## start

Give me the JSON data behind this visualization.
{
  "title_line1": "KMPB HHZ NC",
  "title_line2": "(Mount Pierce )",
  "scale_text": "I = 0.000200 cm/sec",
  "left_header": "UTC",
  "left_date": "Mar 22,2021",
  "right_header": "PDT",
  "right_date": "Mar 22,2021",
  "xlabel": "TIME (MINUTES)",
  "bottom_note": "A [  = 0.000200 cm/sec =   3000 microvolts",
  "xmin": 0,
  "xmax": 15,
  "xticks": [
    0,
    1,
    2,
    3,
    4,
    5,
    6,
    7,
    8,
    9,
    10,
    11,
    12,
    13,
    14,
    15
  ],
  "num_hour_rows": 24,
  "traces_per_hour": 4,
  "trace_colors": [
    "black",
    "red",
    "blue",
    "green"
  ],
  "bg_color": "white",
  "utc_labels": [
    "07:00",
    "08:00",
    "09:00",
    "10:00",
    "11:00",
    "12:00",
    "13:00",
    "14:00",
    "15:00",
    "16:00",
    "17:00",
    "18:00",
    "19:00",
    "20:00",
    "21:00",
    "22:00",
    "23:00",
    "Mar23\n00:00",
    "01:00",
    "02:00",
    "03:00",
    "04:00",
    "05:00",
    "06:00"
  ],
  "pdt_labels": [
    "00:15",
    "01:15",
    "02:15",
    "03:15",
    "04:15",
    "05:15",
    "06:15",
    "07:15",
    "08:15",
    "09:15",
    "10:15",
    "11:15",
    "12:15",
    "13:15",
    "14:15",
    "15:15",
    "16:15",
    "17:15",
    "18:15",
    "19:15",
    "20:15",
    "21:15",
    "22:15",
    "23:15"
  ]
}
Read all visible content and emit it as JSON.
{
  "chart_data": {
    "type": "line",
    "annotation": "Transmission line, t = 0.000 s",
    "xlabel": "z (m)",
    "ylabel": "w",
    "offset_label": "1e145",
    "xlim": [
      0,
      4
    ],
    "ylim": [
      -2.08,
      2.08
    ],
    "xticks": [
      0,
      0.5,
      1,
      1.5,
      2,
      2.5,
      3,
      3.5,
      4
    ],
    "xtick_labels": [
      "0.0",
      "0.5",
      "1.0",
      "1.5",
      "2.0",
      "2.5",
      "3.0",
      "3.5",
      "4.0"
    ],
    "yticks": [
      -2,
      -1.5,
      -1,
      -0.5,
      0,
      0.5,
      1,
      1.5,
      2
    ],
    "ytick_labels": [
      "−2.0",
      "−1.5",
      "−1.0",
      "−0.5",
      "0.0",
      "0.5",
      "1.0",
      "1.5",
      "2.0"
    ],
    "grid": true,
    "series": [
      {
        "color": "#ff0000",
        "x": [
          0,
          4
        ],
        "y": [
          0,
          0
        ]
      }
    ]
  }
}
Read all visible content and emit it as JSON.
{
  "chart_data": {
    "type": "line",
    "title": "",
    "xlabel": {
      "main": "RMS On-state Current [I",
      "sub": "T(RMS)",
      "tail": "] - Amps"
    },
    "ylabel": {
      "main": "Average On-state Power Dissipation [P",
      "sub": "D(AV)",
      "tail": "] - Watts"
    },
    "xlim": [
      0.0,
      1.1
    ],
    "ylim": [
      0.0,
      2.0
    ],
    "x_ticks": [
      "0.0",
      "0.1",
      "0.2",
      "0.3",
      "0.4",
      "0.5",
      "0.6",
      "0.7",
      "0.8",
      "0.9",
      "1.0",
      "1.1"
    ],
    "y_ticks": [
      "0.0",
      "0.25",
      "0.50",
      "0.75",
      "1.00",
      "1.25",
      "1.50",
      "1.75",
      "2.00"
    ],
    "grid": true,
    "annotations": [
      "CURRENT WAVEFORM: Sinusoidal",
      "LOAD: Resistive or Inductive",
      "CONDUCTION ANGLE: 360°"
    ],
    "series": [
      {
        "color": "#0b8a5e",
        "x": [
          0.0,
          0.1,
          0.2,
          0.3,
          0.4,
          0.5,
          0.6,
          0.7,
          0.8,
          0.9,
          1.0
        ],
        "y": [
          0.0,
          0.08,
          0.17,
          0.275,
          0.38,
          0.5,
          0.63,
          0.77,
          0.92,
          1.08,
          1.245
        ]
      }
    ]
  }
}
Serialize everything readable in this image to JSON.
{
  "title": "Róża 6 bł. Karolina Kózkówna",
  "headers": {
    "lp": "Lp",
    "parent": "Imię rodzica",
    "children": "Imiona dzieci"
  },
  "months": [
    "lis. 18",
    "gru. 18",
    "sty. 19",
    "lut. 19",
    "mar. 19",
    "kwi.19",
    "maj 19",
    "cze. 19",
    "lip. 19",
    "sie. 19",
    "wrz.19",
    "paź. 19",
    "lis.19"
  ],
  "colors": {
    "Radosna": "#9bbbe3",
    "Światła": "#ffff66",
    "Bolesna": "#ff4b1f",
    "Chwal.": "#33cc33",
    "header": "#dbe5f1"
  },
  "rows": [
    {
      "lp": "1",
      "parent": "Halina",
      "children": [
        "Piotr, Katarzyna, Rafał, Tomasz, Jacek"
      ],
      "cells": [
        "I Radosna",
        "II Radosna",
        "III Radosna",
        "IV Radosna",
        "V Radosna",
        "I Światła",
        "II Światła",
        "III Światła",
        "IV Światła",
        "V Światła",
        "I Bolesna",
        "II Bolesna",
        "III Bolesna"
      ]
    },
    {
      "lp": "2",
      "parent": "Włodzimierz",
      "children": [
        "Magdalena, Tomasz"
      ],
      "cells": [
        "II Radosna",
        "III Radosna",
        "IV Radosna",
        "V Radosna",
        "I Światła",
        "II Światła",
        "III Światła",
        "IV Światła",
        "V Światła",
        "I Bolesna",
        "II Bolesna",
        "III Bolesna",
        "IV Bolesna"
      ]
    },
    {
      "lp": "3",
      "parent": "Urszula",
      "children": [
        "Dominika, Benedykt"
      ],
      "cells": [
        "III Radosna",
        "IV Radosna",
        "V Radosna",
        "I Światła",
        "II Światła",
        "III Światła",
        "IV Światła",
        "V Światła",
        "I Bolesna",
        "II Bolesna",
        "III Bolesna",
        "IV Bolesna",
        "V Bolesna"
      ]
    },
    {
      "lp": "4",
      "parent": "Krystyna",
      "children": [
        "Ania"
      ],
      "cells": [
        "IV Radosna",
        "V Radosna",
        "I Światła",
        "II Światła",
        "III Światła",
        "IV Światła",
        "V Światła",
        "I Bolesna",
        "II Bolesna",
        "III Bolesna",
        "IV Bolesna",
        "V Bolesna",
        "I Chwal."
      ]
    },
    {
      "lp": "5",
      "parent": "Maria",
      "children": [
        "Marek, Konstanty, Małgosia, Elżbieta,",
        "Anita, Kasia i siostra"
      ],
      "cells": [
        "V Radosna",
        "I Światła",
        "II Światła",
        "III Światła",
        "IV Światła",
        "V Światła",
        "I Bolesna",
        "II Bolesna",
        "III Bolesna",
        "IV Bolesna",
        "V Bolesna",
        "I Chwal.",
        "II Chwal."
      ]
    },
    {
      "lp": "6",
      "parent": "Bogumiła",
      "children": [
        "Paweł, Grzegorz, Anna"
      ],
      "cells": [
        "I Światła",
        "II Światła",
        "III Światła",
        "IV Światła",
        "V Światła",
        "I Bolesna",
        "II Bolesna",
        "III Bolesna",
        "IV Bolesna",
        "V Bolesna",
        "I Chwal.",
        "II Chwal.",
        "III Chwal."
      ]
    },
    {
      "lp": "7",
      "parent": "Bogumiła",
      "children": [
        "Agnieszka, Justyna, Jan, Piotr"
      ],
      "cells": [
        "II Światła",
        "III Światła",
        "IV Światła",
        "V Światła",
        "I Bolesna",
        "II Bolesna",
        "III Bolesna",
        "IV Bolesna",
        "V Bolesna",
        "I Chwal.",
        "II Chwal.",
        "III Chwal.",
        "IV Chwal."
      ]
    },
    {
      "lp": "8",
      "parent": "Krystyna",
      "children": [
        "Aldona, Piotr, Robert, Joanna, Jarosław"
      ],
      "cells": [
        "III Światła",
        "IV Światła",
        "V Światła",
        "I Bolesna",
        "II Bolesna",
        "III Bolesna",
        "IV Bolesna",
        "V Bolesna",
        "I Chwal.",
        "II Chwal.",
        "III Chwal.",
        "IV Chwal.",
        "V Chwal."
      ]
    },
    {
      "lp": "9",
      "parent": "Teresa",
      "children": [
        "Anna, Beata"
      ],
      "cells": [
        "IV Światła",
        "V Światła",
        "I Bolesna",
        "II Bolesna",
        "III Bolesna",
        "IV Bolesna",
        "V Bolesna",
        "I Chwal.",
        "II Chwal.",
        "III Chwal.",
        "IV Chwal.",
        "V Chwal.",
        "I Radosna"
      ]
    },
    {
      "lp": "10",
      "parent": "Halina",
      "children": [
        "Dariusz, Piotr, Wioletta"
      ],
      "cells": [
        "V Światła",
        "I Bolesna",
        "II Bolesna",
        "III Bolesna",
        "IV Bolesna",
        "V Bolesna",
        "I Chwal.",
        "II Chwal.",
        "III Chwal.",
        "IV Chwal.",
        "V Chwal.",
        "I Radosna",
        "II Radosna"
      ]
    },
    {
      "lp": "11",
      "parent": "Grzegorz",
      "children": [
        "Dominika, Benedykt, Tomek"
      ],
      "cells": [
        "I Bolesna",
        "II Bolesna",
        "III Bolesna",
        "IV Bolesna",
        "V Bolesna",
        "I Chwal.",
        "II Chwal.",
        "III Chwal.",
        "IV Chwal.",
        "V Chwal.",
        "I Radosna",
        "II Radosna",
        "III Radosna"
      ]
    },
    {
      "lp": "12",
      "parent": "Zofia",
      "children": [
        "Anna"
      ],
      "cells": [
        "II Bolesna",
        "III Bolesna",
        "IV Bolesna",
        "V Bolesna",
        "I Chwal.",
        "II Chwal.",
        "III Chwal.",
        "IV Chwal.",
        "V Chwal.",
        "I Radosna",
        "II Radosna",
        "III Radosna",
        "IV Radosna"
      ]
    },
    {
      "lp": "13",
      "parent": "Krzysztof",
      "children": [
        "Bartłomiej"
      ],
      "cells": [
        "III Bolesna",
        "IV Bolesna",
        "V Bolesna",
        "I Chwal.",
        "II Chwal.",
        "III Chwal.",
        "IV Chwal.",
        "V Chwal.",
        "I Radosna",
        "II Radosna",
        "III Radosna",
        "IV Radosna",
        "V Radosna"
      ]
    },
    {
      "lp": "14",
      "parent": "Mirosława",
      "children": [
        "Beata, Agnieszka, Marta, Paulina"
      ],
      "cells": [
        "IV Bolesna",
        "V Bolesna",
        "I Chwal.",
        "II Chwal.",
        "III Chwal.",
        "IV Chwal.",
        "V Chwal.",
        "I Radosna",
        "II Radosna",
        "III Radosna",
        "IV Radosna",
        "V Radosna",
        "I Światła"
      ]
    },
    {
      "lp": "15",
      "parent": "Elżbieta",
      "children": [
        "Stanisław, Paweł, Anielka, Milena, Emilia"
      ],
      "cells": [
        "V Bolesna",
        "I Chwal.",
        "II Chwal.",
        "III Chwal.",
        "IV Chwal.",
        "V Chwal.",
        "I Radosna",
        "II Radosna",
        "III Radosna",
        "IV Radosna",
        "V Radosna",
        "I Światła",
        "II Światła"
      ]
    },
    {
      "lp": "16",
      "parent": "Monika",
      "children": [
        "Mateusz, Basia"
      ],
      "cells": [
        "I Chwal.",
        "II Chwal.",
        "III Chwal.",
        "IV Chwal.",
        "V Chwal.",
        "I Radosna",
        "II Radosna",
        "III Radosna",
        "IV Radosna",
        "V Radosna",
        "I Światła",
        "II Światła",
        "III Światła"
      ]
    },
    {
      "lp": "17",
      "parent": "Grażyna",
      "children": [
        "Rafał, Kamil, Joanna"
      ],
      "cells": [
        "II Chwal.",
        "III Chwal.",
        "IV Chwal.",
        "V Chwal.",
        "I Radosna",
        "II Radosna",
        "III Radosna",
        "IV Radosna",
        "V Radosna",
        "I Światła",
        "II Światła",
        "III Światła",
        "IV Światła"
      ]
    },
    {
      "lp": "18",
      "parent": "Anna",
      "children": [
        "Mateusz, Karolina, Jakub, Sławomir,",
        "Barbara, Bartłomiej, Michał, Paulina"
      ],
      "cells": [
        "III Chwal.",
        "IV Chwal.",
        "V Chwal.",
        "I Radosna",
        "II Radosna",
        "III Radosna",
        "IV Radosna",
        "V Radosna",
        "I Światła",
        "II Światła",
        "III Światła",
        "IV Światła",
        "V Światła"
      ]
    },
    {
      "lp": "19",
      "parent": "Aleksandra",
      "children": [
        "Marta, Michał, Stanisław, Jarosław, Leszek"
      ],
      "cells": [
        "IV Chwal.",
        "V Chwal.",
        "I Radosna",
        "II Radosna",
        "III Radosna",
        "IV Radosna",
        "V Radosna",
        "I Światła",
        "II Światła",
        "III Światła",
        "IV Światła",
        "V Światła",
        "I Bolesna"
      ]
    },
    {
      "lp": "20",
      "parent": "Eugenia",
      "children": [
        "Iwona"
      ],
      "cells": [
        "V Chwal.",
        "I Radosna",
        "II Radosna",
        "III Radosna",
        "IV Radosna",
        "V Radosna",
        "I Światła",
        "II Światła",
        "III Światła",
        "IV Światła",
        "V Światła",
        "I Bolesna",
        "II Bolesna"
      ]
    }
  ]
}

## end

→ **WORK INSTRUCTIONS**: Look through the material above and pick out each line holding the word "Joanna".

→ **SOLUTION**:
        "Aldona, Piotr, Robert, Joanna, Jarosław"
        "Rafał, Kamil, Joanna"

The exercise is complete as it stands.